◆ THE PROBLEM:
Output each entry below as it stands, leaving out every picture.

◆ SUPPLIED ENTRIES:
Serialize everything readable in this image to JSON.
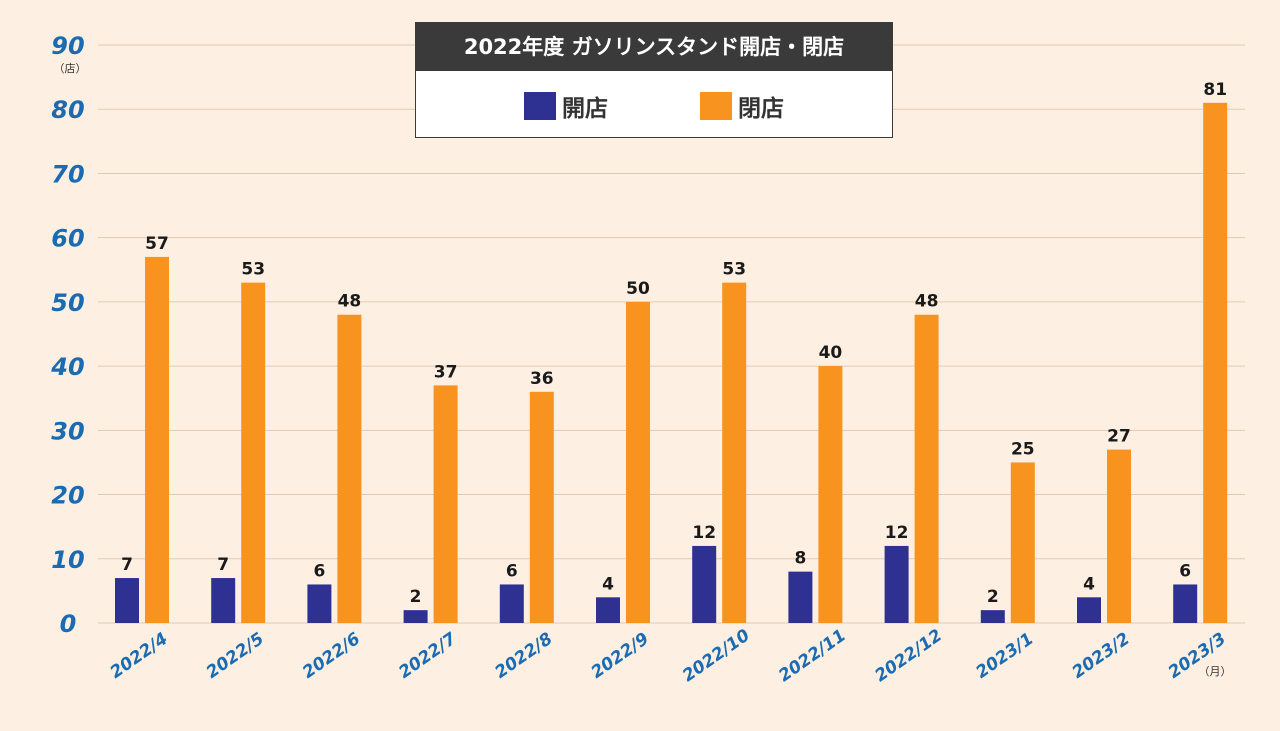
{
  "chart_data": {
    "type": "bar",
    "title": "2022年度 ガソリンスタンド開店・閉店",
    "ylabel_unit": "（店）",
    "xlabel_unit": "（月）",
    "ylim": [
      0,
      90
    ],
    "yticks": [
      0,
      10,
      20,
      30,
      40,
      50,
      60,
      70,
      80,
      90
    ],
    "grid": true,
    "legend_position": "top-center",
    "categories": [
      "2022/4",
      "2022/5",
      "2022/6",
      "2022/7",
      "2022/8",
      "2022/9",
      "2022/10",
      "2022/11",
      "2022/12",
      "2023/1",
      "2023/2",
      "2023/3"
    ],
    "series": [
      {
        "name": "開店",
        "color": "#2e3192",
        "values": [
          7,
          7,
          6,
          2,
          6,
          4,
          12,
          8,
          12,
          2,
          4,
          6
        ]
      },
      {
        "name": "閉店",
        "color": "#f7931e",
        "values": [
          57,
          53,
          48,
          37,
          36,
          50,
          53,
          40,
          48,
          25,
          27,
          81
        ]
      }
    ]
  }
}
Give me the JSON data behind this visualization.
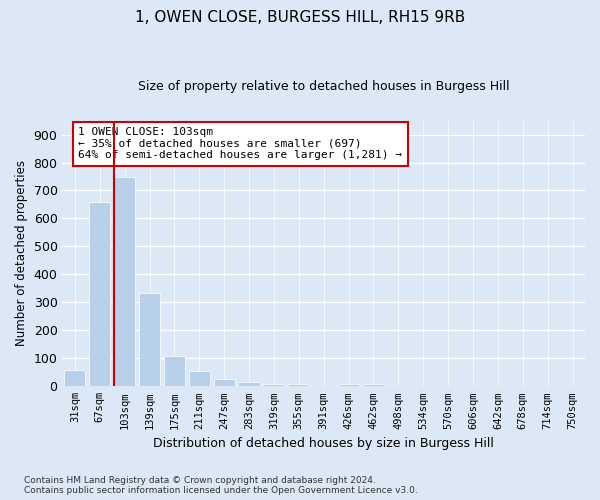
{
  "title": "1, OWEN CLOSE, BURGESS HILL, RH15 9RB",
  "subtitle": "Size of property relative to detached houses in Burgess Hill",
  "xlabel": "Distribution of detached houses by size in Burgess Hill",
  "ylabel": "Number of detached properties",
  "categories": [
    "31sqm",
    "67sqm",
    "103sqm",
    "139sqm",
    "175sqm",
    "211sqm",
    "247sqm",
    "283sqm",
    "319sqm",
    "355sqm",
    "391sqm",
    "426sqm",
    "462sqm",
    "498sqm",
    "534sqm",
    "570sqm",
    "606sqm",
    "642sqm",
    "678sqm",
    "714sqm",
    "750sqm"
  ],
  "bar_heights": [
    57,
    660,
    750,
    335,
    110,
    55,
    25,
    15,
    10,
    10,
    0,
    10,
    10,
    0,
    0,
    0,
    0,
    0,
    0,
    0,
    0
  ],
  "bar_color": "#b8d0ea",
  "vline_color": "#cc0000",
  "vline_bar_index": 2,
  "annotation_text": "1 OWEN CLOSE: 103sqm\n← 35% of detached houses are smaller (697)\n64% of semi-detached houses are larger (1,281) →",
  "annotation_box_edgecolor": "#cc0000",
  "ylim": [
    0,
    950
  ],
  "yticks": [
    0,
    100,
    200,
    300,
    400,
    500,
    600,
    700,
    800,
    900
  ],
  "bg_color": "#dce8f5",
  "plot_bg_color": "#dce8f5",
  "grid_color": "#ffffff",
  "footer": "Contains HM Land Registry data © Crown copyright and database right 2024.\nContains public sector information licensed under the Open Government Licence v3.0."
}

◆ SOLUTION TO THE PROBLEM:
Serialize everything readable in this image to JSON.
{
  "chart_data": {
    "type": "bar",
    "title": "2022年度 ガソリンスタンド開店・閉店",
    "ylabel_unit": "（店）",
    "xlabel_unit": "（月）",
    "ylim": [
      0,
      90
    ],
    "yticks": [
      0,
      10,
      20,
      30,
      40,
      50,
      60,
      70,
      80,
      90
    ],
    "grid": true,
    "legend_position": "top-center",
    "categories": [
      "2022/4",
      "2022/5",
      "2022/6",
      "2022/7",
      "2022/8",
      "2022/9",
      "2022/10",
      "2022/11",
      "2022/12",
      "2023/1",
      "2023/2",
      "2023/3"
    ],
    "series": [
      {
        "name": "開店",
        "color": "#2e3192",
        "values": [
          7,
          7,
          6,
          2,
          6,
          4,
          12,
          8,
          12,
          2,
          4,
          6
        ]
      },
      {
        "name": "閉店",
        "color": "#f7931e",
        "values": [
          57,
          53,
          48,
          37,
          36,
          50,
          53,
          40,
          48,
          25,
          27,
          81
        ]
      }
    ]
  }
}
Give me the JSON data behind this visualization.
{
  "title": "1, OWEN CLOSE, BURGESS HILL, RH15 9RB",
  "subtitle": "Size of property relative to detached houses in Burgess Hill",
  "xlabel": "Distribution of detached houses by size in Burgess Hill",
  "ylabel": "Number of detached properties",
  "categories": [
    "31sqm",
    "67sqm",
    "103sqm",
    "139sqm",
    "175sqm",
    "211sqm",
    "247sqm",
    "283sqm",
    "319sqm",
    "355sqm",
    "391sqm",
    "426sqm",
    "462sqm",
    "498sqm",
    "534sqm",
    "570sqm",
    "606sqm",
    "642sqm",
    "678sqm",
    "714sqm",
    "750sqm"
  ],
  "bar_heights": [
    57,
    660,
    750,
    335,
    110,
    55,
    25,
    15,
    10,
    10,
    0,
    10,
    10,
    0,
    0,
    0,
    0,
    0,
    0,
    0,
    0
  ],
  "bar_color": "#b8d0ea",
  "vline_color": "#cc0000",
  "vline_bar_index": 2,
  "annotation_text": "1 OWEN CLOSE: 103sqm\n← 35% of detached houses are smaller (697)\n64% of semi-detached houses are larger (1,281) →",
  "annotation_box_edgecolor": "#cc0000",
  "ylim": [
    0,
    950
  ],
  "yticks": [
    0,
    100,
    200,
    300,
    400,
    500,
    600,
    700,
    800,
    900
  ],
  "bg_color": "#dce8f5",
  "plot_bg_color": "#dce8f5",
  "grid_color": "#ffffff",
  "footer": "Contains HM Land Registry data © Crown copyright and database right 2024.\nContains public sector information licensed under the Open Government Licence v3.0."
}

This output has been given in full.